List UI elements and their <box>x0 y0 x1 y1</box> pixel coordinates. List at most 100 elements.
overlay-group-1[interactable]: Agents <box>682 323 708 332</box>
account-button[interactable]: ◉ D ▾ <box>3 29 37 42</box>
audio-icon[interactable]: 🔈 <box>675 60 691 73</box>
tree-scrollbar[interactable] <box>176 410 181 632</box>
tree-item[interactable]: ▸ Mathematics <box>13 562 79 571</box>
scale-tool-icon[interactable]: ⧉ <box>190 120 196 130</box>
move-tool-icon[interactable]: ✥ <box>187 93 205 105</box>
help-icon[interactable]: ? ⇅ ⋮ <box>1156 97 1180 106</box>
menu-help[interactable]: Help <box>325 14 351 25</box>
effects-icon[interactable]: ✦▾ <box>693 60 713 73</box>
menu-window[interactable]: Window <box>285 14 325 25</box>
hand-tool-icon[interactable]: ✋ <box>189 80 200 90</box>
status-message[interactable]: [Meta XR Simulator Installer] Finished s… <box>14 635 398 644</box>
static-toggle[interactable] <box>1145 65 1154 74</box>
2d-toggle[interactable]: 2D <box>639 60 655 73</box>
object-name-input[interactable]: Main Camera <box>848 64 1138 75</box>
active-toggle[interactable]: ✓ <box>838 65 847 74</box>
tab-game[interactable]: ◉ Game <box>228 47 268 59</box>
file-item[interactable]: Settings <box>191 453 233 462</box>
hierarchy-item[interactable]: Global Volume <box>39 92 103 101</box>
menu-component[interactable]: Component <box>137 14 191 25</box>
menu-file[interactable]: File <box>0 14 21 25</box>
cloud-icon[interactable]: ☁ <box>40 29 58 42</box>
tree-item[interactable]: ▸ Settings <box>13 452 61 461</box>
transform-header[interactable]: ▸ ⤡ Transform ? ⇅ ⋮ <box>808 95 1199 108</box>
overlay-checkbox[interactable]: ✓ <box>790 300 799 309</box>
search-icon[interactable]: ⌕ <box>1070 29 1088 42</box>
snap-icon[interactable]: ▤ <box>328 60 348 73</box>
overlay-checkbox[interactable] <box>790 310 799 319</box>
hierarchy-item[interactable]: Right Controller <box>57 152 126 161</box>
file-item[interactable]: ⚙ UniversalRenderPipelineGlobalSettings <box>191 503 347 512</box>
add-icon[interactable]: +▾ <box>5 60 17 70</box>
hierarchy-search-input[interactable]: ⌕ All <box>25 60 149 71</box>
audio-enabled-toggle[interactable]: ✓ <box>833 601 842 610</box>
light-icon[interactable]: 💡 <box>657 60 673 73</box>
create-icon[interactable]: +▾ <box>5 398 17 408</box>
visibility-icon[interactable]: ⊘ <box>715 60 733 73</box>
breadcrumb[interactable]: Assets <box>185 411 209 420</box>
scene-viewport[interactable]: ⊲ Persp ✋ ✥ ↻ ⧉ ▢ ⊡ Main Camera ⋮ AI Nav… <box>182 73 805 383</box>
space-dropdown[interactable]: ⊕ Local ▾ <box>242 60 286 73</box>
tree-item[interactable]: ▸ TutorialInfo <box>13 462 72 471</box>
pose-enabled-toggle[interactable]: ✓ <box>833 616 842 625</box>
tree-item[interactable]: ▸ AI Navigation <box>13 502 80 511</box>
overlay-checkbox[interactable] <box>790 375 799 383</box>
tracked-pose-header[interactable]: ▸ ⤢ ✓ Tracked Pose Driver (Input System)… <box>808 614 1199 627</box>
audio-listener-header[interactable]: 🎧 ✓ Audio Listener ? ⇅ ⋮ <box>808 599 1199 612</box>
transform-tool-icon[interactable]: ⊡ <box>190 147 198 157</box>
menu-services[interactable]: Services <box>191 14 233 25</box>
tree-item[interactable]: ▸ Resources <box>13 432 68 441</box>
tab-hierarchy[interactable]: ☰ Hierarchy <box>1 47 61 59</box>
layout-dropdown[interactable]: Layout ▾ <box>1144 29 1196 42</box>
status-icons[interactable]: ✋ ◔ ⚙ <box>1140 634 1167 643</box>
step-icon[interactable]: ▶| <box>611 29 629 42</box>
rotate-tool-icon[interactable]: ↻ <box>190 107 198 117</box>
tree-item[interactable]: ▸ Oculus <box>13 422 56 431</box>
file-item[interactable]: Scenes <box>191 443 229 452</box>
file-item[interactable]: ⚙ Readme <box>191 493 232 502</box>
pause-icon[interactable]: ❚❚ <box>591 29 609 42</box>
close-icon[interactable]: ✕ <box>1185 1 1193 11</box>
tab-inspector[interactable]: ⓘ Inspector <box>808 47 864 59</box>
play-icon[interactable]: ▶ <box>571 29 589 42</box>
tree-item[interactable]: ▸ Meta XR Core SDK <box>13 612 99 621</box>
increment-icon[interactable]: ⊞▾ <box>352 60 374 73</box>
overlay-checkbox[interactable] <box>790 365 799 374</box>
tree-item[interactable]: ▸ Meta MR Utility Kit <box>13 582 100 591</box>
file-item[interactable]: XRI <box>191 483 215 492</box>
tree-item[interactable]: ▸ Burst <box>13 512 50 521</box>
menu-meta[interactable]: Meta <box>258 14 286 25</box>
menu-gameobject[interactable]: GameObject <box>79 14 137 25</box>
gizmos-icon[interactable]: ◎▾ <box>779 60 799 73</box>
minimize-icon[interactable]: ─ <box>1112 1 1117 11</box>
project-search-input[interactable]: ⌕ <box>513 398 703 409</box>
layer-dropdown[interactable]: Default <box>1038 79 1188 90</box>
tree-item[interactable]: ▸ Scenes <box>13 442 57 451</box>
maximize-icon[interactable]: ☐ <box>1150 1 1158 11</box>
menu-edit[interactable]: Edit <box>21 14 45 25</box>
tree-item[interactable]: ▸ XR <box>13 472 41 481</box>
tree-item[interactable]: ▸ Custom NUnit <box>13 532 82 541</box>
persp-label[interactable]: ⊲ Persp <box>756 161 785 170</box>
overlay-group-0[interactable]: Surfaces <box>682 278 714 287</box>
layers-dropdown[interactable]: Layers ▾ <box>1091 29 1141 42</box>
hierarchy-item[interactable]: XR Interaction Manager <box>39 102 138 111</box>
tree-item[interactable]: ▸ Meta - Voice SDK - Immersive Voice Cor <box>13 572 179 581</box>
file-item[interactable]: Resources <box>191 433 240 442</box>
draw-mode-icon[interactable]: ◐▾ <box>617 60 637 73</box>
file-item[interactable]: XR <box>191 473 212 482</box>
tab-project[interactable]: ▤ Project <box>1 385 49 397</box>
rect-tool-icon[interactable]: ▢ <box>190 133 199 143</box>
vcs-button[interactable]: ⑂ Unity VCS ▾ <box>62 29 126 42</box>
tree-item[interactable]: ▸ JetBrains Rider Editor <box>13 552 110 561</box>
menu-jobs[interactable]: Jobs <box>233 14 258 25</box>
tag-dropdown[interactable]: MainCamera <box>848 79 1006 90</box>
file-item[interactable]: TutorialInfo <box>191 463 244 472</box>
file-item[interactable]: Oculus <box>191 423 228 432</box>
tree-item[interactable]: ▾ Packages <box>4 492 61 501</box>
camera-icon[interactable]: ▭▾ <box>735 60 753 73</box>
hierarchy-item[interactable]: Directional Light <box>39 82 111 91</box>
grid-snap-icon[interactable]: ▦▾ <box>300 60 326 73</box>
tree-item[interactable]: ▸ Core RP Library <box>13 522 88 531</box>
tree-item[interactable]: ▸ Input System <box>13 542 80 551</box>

——

_DESCRIPTION OF THE TASK_
Rewrite the records above, changing every "tree-item" to "folder-item" and keeping everything else the same.

_EXERCISE ANSWER_
List UI elements and their <box>x0 y0 x1 y1</box> pixel coordinates. List at most 100 elements.
overlay-group-1[interactable]: Agents <box>682 323 708 332</box>
account-button[interactable]: ◉ D ▾ <box>3 29 37 42</box>
audio-icon[interactable]: 🔈 <box>675 60 691 73</box>
tree-scrollbar[interactable] <box>176 410 181 632</box>
folder-item[interactable]: ▸ Mathematics <box>13 562 79 571</box>
scale-tool-icon[interactable]: ⧉ <box>190 120 196 130</box>
move-tool-icon[interactable]: ✥ <box>187 93 205 105</box>
help-icon[interactable]: ? ⇅ ⋮ <box>1156 97 1180 106</box>
menu-help[interactable]: Help <box>325 14 351 25</box>
effects-icon[interactable]: ✦▾ <box>693 60 713 73</box>
menu-window[interactable]: Window <box>285 14 325 25</box>
hand-tool-icon[interactable]: ✋ <box>189 80 200 90</box>
status-message[interactable]: [Meta XR Simulator Installer] Finished s… <box>14 635 398 644</box>
static-toggle[interactable] <box>1145 65 1154 74</box>
2d-toggle[interactable]: 2D <box>639 60 655 73</box>
object-name-input[interactable]: Main Camera <box>848 64 1138 75</box>
active-toggle[interactable]: ✓ <box>838 65 847 74</box>
tab-game[interactable]: ◉ Game <box>228 47 268 59</box>
file-item[interactable]: Settings <box>191 453 233 462</box>
hierarchy-item[interactable]: Global Volume <box>39 92 103 101</box>
menu-component[interactable]: Component <box>137 14 191 25</box>
menu-file[interactable]: File <box>0 14 21 25</box>
cloud-icon[interactable]: ☁ <box>40 29 58 42</box>
folder-item[interactable]: ▸ Settings <box>13 452 61 461</box>
transform-header[interactable]: ▸ ⤡ Transform ? ⇅ ⋮ <box>808 95 1199 108</box>
overlay-checkbox[interactable]: ✓ <box>790 300 799 309</box>
search-icon[interactable]: ⌕ <box>1070 29 1088 42</box>
snap-icon[interactable]: ▤ <box>328 60 348 73</box>
overlay-checkbox[interactable] <box>790 310 799 319</box>
hierarchy-item[interactable]: Right Controller <box>57 152 126 161</box>
file-item[interactable]: ⚙ UniversalRenderPipelineGlobalSettings <box>191 503 347 512</box>
add-icon[interactable]: +▾ <box>5 60 17 70</box>
hierarchy-search-input[interactable]: ⌕ All <box>25 60 149 71</box>
audio-enabled-toggle[interactable]: ✓ <box>833 601 842 610</box>
light-icon[interactable]: 💡 <box>657 60 673 73</box>
create-icon[interactable]: +▾ <box>5 398 17 408</box>
visibility-icon[interactable]: ⊘ <box>715 60 733 73</box>
breadcrumb[interactable]: Assets <box>185 411 209 420</box>
scene-viewport[interactable]: ⊲ Persp ✋ ✥ ↻ ⧉ ▢ ⊡ Main Camera ⋮ AI Nav… <box>182 73 805 383</box>
space-dropdown[interactable]: ⊕ Local ▾ <box>242 60 286 73</box>
folder-item[interactable]: ▸ TutorialInfo <box>13 462 72 471</box>
pose-enabled-toggle[interactable]: ✓ <box>833 616 842 625</box>
folder-item[interactable]: ▸ AI Navigation <box>13 502 80 511</box>
overlay-checkbox[interactable] <box>790 375 799 383</box>
tracked-pose-header[interactable]: ▸ ⤢ ✓ Tracked Pose Driver (Input System)… <box>808 614 1199 627</box>
audio-listener-header[interactable]: 🎧 ✓ Audio Listener ? ⇅ ⋮ <box>808 599 1199 612</box>
transform-tool-icon[interactable]: ⊡ <box>190 147 198 157</box>
menu-services[interactable]: Services <box>191 14 233 25</box>
folder-item[interactable]: ▸ Resources <box>13 432 68 441</box>
tab-hierarchy[interactable]: ☰ Hierarchy <box>1 47 61 59</box>
layout-dropdown[interactable]: Layout ▾ <box>1144 29 1196 42</box>
status-icons[interactable]: ✋ ◔ ⚙ <box>1140 634 1167 643</box>
step-icon[interactable]: ▶| <box>611 29 629 42</box>
rotate-tool-icon[interactable]: ↻ <box>190 107 198 117</box>
folder-item[interactable]: ▸ Oculus <box>13 422 56 431</box>
file-item[interactable]: Scenes <box>191 443 229 452</box>
file-item[interactable]: ⚙ Readme <box>191 493 232 502</box>
pause-icon[interactable]: ❚❚ <box>591 29 609 42</box>
close-icon[interactable]: ✕ <box>1185 1 1193 11</box>
tab-inspector[interactable]: ⓘ Inspector <box>808 47 864 59</box>
play-icon[interactable]: ▶ <box>571 29 589 42</box>
folder-item[interactable]: ▸ Meta XR Core SDK <box>13 612 99 621</box>
increment-icon[interactable]: ⊞▾ <box>352 60 374 73</box>
overlay-checkbox[interactable] <box>790 365 799 374</box>
folder-item[interactable]: ▸ Meta MR Utility Kit <box>13 582 100 591</box>
file-item[interactable]: XRI <box>191 483 215 492</box>
folder-item[interactable]: ▸ Burst <box>13 512 50 521</box>
menu-meta[interactable]: Meta <box>258 14 286 25</box>
menu-gameobject[interactable]: GameObject <box>79 14 137 25</box>
gizmos-icon[interactable]: ◎▾ <box>779 60 799 73</box>
minimize-icon[interactable]: ─ <box>1112 1 1117 11</box>
project-search-input[interactable]: ⌕ <box>513 398 703 409</box>
layer-dropdown[interactable]: Default <box>1038 79 1188 90</box>
folder-item[interactable]: ▸ Scenes <box>13 442 57 451</box>
maximize-icon[interactable]: ☐ <box>1150 1 1158 11</box>
menu-edit[interactable]: Edit <box>21 14 45 25</box>
folder-item[interactable]: ▸ XR <box>13 472 41 481</box>
folder-item[interactable]: ▸ Custom NUnit <box>13 532 82 541</box>
persp-label[interactable]: ⊲ Persp <box>756 161 785 170</box>
overlay-group-0[interactable]: Surfaces <box>682 278 714 287</box>
layers-dropdown[interactable]: Layers ▾ <box>1091 29 1141 42</box>
hierarchy-item[interactable]: XR Interaction Manager <box>39 102 138 111</box>
folder-item[interactable]: ▸ Meta - Voice SDK - Immersive Voice Cor <box>13 572 179 581</box>
file-item[interactable]: Resources <box>191 433 240 442</box>
draw-mode-icon[interactable]: ◐▾ <box>617 60 637 73</box>
file-item[interactable]: XR <box>191 473 212 482</box>
tab-project[interactable]: ▤ Project <box>1 385 49 397</box>
rect-tool-icon[interactable]: ▢ <box>190 133 199 143</box>
vcs-button[interactable]: ⑂ Unity VCS ▾ <box>62 29 126 42</box>
folder-item[interactable]: ▸ JetBrains Rider Editor <box>13 552 110 561</box>
menu-jobs[interactable]: Jobs <box>233 14 258 25</box>
tag-dropdown[interactable]: MainCamera <box>848 79 1006 90</box>
file-item[interactable]: TutorialInfo <box>191 463 244 472</box>
file-item[interactable]: Oculus <box>191 423 228 432</box>
folder-item[interactable]: ▾ Packages <box>4 492 61 501</box>
camera-icon[interactable]: ▭▾ <box>735 60 753 73</box>
hierarchy-item[interactable]: Directional Light <box>39 82 111 91</box>
grid-snap-icon[interactable]: ▦▾ <box>300 60 326 73</box>
folder-item[interactable]: ▸ Core RP Library <box>13 522 88 531</box>
folder-item[interactable]: ▸ Input System <box>13 542 80 551</box>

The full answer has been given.